• Exercise brief:
Copy out lines with the word "JSON" from the material that follows.

• Data provided:
^^^^^^^^
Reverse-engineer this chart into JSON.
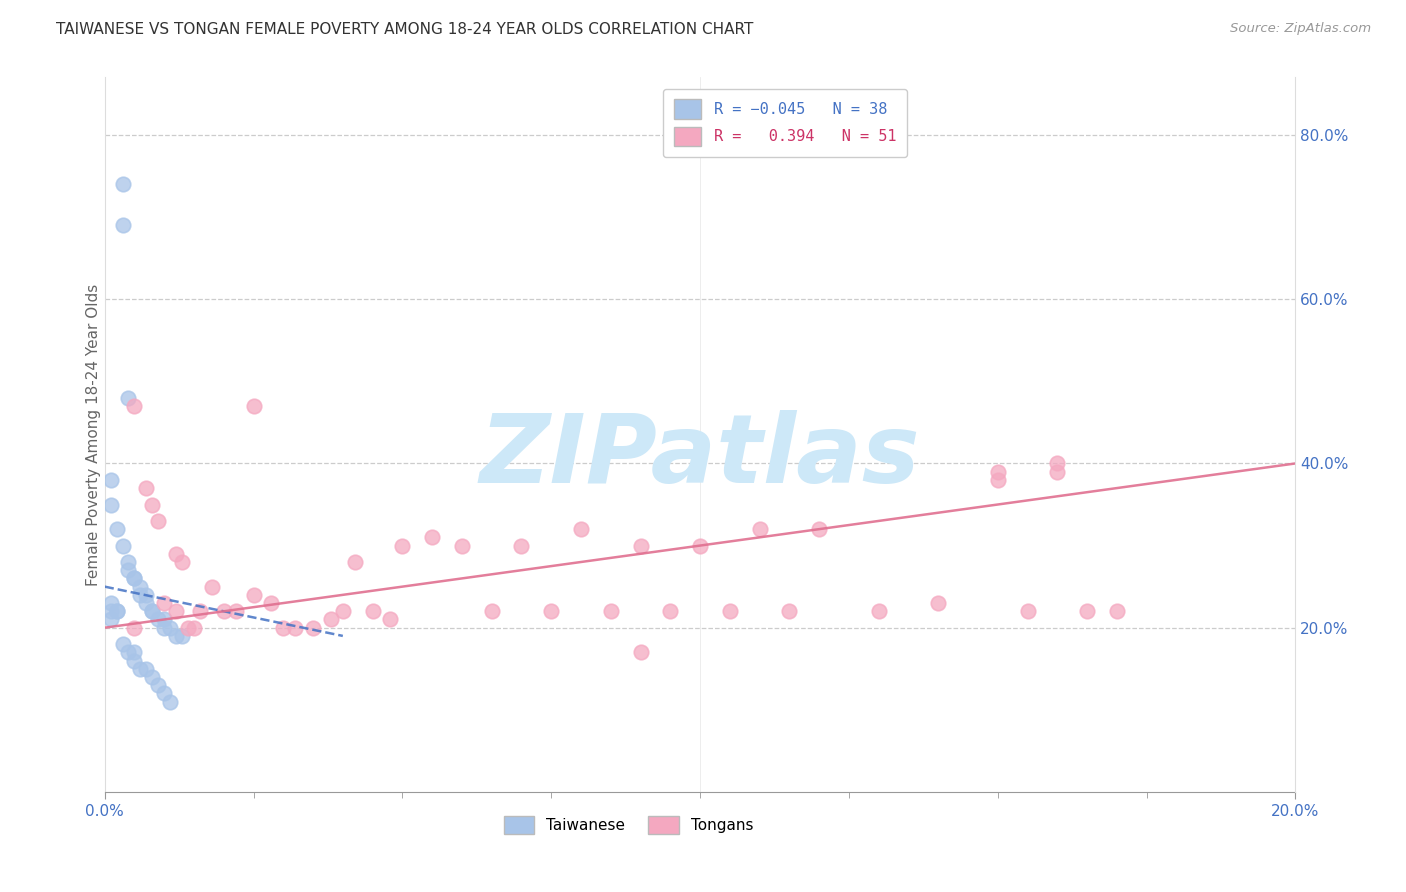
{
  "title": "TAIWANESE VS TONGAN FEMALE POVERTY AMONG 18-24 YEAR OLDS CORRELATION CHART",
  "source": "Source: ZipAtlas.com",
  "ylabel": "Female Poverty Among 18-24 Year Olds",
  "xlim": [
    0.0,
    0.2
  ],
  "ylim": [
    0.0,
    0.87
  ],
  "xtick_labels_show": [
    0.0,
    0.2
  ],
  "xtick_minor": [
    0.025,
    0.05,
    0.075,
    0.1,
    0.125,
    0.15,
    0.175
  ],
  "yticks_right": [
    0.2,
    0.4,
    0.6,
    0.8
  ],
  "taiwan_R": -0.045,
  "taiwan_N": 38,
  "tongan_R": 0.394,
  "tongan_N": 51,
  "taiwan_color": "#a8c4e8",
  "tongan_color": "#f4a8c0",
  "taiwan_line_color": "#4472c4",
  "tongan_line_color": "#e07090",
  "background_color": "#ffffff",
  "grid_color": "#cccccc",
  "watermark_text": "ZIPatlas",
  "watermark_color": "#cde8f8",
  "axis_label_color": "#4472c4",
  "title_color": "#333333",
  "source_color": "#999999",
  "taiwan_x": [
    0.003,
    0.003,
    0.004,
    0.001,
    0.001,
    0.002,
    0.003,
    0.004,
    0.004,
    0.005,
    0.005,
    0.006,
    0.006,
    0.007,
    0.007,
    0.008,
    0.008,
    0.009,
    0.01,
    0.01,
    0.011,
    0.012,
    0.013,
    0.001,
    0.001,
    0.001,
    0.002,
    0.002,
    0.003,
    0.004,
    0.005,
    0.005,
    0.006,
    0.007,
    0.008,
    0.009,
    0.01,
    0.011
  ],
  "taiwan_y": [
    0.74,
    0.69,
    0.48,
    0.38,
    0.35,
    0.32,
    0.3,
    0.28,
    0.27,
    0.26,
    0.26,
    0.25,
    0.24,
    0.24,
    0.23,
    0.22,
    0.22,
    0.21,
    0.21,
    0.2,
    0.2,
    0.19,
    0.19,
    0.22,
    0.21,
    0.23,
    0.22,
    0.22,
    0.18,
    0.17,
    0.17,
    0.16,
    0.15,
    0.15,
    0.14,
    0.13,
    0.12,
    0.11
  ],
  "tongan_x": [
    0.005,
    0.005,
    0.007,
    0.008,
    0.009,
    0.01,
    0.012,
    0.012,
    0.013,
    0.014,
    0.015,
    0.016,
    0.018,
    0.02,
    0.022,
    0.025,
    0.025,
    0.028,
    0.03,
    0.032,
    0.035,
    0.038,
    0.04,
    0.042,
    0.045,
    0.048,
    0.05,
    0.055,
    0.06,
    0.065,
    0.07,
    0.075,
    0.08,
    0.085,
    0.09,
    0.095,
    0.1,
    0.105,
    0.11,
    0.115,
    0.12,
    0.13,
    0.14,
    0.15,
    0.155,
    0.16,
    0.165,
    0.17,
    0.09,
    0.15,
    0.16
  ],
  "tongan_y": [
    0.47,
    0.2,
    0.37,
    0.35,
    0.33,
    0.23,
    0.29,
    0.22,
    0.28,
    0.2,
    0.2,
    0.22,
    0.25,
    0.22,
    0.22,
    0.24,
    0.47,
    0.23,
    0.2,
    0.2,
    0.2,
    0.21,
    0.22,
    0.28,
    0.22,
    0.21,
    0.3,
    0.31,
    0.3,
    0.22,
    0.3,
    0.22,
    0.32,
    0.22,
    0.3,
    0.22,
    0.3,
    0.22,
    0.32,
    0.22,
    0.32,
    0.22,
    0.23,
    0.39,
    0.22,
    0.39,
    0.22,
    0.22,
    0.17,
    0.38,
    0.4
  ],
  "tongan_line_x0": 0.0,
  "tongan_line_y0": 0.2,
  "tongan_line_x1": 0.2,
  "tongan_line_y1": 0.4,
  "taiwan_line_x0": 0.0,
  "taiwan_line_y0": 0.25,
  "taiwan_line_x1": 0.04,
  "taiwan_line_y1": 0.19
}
^^^^^^^^
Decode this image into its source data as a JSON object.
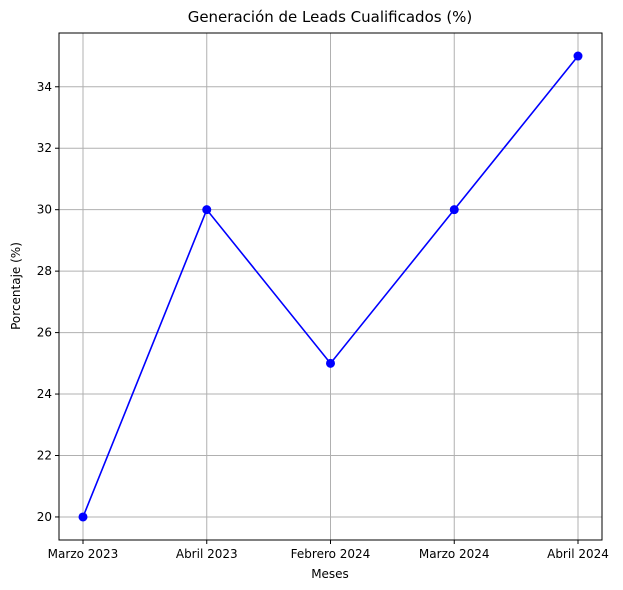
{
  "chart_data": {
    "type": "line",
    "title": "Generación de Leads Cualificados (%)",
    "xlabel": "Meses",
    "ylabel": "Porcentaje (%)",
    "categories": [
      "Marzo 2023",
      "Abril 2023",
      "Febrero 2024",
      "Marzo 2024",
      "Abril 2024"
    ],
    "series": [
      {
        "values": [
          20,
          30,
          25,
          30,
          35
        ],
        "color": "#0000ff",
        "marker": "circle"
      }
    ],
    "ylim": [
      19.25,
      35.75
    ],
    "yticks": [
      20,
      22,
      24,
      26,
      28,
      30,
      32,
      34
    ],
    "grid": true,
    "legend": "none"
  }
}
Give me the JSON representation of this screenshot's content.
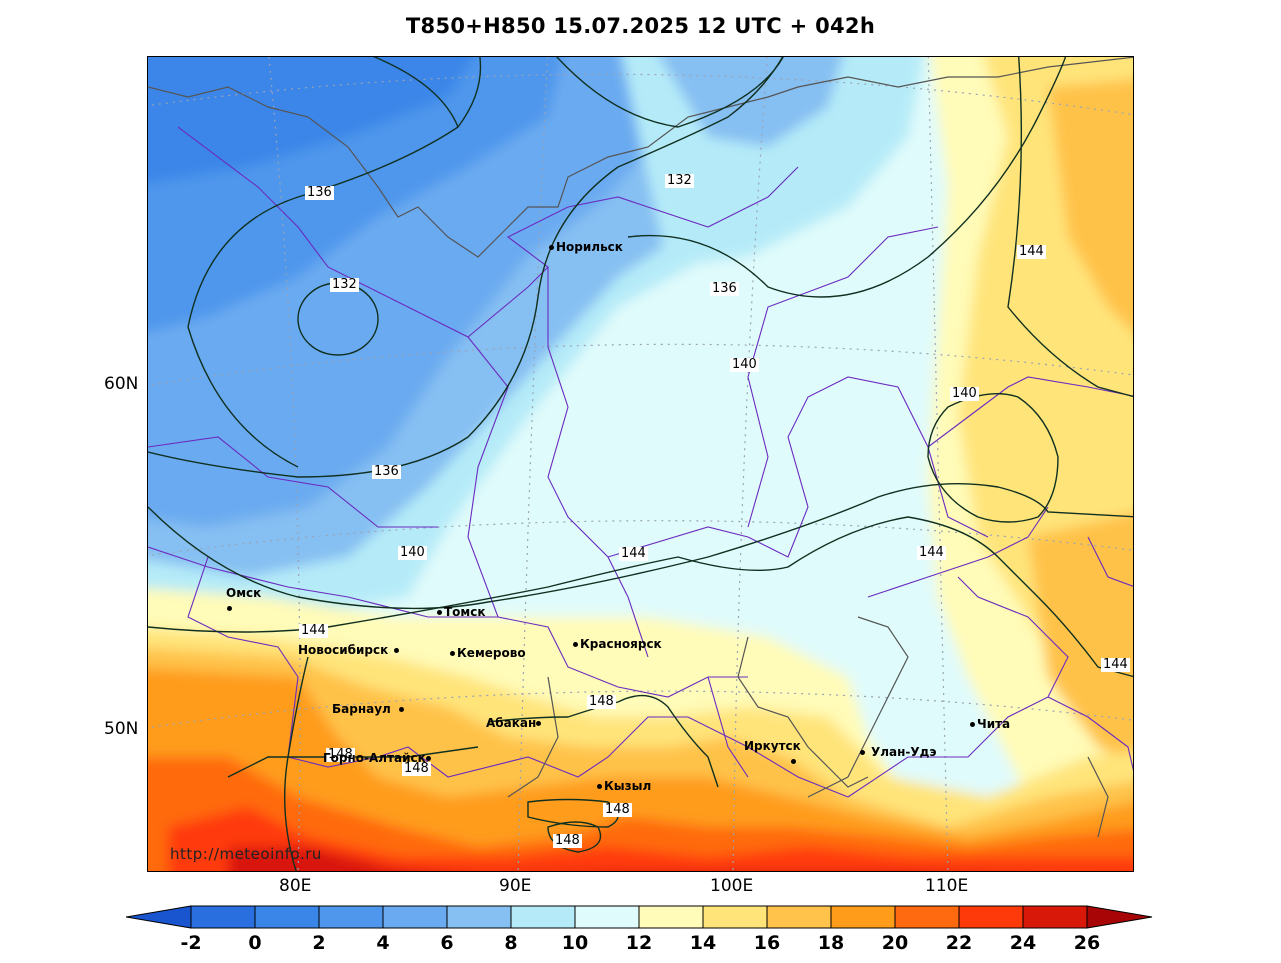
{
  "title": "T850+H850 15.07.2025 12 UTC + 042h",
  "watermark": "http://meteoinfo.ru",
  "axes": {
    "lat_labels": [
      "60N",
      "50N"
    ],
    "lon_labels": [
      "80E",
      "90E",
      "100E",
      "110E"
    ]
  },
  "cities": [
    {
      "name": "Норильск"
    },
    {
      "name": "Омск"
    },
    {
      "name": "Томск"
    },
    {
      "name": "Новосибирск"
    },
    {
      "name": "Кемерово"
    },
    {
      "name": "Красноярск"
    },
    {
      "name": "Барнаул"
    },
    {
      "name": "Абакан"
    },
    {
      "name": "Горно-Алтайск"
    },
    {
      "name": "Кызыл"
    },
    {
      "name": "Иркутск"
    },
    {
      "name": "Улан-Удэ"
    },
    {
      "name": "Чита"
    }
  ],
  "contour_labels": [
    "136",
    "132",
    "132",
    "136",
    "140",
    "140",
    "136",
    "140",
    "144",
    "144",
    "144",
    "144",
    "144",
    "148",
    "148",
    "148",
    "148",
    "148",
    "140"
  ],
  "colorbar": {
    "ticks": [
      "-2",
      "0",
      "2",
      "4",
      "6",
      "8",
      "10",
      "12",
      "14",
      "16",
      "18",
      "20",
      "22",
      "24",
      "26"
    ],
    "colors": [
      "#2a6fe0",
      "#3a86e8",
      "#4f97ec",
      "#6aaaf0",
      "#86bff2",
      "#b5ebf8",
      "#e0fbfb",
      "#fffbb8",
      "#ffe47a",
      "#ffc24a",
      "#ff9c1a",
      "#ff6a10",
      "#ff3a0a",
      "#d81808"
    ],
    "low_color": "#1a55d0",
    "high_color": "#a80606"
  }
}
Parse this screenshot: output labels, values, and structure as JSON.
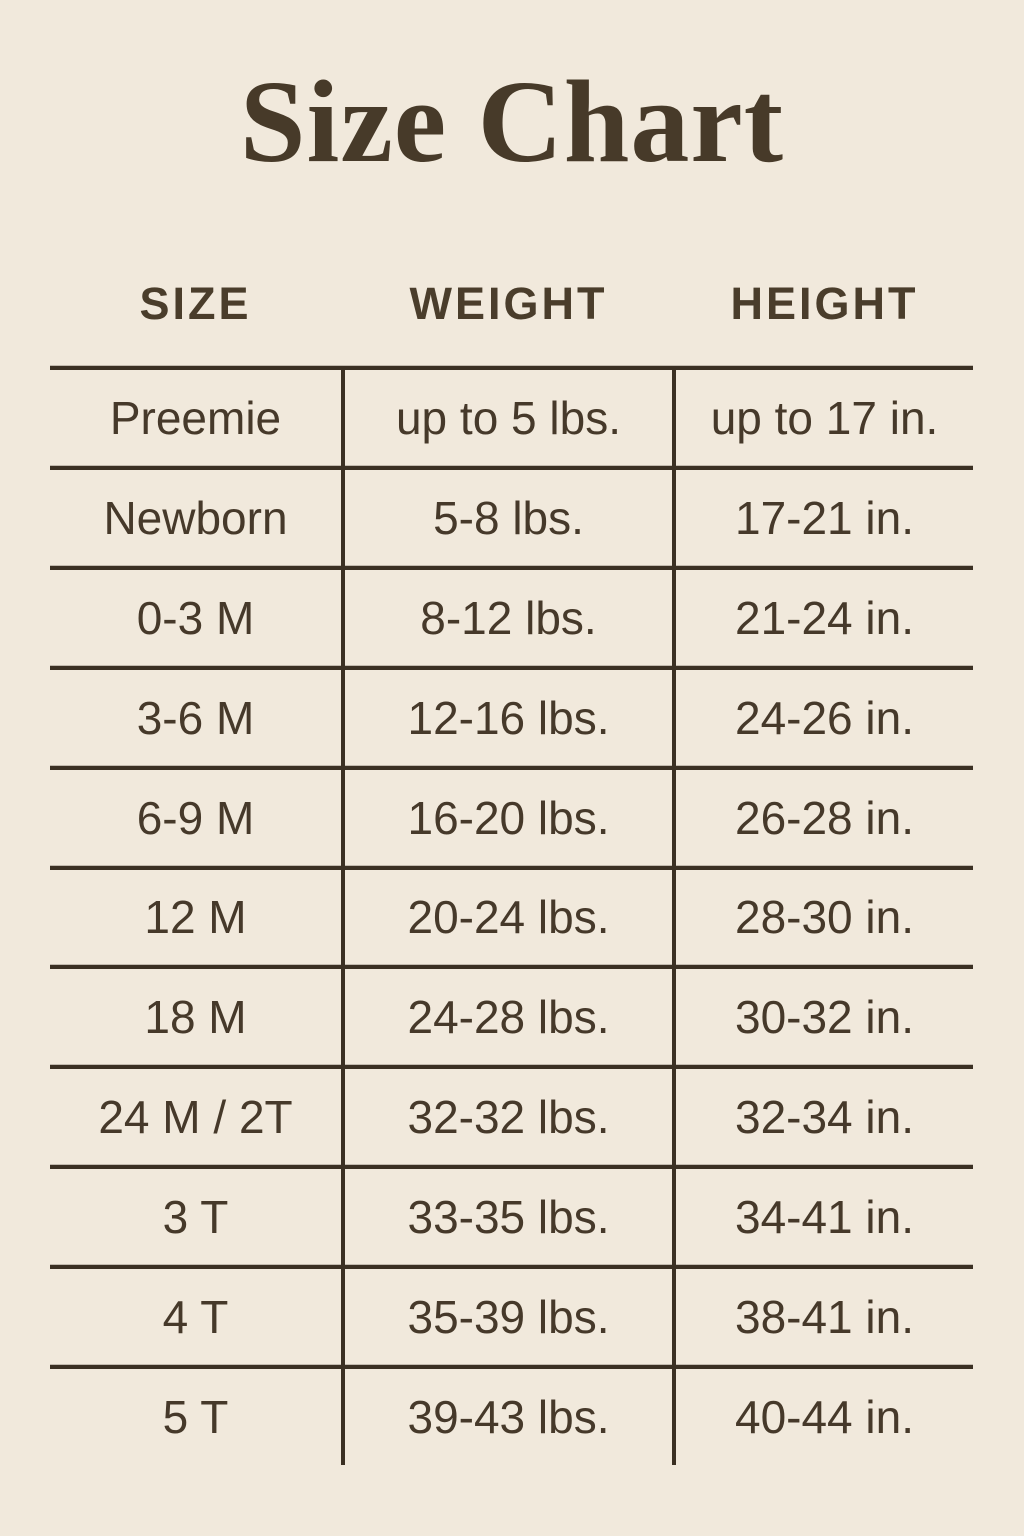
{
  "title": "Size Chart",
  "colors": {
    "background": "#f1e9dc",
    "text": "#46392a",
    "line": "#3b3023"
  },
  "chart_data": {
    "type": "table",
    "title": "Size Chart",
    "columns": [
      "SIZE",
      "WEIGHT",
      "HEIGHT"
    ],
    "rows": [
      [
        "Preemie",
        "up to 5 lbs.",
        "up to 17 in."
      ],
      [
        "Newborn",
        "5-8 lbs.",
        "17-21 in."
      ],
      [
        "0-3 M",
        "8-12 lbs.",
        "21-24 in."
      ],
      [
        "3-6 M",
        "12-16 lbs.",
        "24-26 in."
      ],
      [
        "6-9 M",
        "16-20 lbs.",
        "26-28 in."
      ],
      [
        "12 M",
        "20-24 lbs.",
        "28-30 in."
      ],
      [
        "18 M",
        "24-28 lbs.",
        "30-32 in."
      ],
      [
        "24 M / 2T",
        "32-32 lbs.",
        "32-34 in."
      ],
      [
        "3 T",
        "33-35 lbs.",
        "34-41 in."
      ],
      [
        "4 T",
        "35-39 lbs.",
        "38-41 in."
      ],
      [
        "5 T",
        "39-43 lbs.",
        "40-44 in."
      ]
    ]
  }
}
^^^^^^^^
• Answer to the exercise:
Reverse-engineer this chart into JSON.
Decode this image into its source data as a JSON object.
Give me the JSON representation of this screenshot's content.
Parse this screenshot: output labels, values, and structure as JSON.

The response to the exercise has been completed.